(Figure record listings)
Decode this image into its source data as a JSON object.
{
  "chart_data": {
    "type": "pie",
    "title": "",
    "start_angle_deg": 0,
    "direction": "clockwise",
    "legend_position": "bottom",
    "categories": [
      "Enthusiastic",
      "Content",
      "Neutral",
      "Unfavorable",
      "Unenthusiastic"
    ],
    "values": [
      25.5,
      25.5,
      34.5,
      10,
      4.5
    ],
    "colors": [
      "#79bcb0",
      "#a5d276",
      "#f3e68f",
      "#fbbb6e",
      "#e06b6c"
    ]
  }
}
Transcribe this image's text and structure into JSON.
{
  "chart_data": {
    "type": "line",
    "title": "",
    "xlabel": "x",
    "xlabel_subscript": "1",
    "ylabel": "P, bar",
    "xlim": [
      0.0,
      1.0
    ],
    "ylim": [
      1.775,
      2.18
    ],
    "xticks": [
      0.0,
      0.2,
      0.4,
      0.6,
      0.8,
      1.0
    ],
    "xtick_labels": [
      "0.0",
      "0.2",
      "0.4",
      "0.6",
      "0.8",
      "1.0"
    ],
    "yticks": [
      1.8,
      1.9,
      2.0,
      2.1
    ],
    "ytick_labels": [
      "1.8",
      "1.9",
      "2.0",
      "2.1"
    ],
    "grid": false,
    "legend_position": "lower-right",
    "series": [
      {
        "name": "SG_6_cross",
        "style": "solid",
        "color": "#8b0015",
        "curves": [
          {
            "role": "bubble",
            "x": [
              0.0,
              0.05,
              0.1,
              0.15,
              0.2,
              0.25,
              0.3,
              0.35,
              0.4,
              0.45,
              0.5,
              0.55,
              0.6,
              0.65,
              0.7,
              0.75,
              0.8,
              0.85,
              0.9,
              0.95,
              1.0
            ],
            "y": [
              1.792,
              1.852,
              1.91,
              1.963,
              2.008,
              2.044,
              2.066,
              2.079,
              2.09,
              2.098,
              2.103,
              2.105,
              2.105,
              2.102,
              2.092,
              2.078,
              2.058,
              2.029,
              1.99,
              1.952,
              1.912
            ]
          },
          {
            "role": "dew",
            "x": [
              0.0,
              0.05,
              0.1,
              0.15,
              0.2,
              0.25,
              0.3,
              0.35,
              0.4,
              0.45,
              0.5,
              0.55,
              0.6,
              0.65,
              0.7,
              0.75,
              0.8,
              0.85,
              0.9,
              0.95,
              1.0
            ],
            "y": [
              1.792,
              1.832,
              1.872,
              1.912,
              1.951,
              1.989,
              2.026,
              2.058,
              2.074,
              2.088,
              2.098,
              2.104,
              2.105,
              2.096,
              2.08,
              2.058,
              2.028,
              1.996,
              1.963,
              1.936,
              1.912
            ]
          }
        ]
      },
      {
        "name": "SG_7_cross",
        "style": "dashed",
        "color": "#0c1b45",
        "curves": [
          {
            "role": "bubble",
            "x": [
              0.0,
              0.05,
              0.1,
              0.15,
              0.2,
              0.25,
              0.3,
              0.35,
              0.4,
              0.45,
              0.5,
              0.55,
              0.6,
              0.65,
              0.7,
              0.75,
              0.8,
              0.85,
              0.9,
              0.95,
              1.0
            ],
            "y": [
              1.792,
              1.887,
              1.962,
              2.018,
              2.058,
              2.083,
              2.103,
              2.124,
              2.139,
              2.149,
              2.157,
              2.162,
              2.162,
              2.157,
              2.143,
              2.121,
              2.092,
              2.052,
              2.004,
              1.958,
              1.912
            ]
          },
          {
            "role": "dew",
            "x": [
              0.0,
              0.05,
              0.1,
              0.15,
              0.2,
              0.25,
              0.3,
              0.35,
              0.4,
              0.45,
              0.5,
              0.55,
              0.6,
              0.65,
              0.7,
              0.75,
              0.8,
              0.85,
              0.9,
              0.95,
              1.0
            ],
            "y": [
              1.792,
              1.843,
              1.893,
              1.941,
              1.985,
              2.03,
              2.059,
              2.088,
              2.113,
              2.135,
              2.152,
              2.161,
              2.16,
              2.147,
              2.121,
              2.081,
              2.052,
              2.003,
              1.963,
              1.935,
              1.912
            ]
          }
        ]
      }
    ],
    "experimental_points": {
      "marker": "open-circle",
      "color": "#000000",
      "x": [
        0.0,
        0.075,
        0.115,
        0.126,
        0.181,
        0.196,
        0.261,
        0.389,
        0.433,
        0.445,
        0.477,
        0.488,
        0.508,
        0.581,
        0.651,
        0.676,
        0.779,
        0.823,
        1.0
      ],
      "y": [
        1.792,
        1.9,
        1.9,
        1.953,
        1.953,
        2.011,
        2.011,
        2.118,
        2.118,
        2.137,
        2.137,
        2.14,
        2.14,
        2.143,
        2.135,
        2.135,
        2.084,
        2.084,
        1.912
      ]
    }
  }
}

* * *

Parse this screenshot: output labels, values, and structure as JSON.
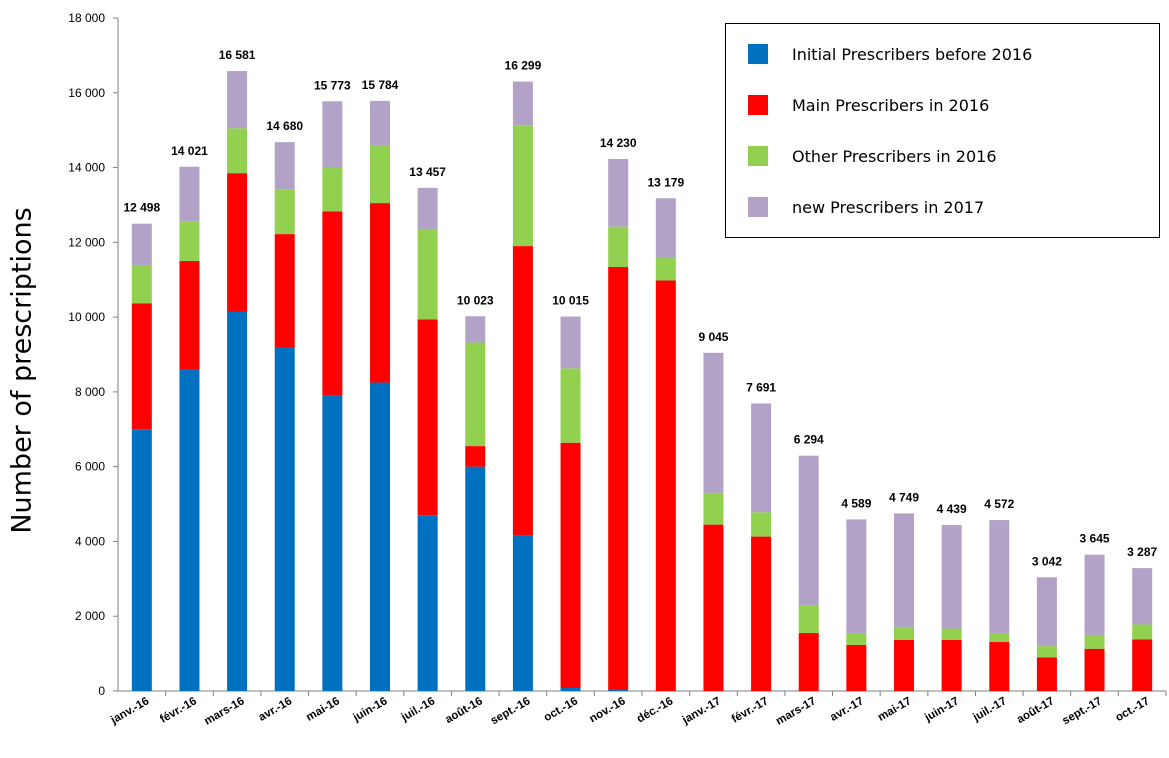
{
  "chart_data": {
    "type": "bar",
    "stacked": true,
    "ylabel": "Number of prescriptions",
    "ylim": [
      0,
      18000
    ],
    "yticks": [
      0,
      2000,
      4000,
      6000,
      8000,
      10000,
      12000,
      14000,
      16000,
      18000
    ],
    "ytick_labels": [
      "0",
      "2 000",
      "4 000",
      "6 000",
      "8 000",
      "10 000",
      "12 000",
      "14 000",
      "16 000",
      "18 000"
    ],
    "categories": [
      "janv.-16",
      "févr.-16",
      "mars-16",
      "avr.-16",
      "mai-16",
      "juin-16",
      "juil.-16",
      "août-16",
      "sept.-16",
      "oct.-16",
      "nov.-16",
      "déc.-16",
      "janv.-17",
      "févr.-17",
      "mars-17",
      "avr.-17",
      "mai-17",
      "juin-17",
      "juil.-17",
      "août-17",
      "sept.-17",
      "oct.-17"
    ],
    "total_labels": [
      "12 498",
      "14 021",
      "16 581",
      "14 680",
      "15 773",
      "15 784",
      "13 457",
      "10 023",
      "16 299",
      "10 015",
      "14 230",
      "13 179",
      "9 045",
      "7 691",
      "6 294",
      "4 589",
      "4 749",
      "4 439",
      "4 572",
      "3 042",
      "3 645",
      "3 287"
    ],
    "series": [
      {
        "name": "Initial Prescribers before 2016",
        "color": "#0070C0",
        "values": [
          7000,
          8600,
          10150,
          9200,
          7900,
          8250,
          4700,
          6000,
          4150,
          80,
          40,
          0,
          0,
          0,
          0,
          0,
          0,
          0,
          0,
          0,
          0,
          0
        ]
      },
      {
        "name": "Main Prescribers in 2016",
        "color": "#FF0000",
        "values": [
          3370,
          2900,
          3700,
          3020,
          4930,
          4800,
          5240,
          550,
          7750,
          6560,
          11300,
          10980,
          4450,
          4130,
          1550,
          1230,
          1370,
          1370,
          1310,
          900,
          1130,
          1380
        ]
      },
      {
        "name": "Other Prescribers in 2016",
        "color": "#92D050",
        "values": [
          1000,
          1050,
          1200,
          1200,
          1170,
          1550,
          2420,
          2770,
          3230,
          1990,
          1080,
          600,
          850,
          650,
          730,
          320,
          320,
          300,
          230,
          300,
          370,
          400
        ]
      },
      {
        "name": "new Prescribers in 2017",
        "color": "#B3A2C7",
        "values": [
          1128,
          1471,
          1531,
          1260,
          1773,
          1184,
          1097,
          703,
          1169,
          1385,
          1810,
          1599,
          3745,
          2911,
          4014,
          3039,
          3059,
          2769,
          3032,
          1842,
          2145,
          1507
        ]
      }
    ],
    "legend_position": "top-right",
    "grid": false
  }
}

==

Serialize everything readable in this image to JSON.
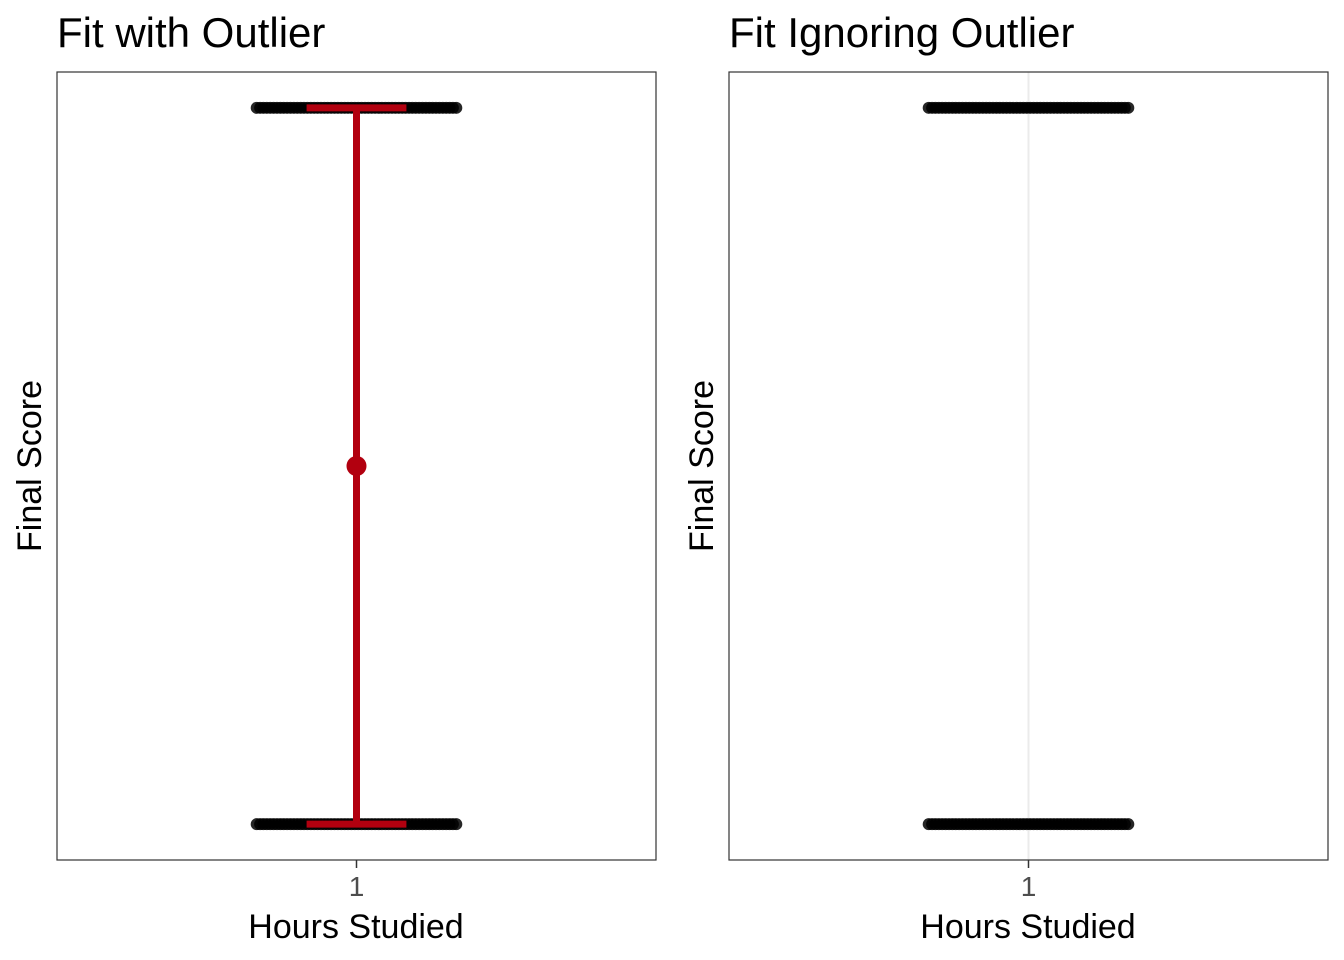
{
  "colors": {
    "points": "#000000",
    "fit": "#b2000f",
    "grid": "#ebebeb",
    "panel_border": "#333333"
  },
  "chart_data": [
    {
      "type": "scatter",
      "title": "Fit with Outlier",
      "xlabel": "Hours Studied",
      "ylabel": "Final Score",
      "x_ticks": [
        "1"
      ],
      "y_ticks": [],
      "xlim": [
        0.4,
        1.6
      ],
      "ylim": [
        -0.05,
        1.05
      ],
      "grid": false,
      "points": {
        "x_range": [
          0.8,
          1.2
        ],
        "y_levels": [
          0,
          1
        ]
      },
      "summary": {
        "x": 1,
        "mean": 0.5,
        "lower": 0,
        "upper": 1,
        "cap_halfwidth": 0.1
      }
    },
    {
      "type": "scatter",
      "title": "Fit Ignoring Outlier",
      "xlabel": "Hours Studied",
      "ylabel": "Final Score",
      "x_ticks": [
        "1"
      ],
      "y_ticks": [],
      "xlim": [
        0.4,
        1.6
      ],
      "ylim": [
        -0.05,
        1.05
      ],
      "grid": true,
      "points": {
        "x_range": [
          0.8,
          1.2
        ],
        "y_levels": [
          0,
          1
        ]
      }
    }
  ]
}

» CHALLENGE: Pick out lines containing the word "structure", each one as written.

» SOLUTION TO THE PROBLEM:
Transcribe this image's text and structure into JSON.
Parse this screenshot: output labels, values, and structure as JSON.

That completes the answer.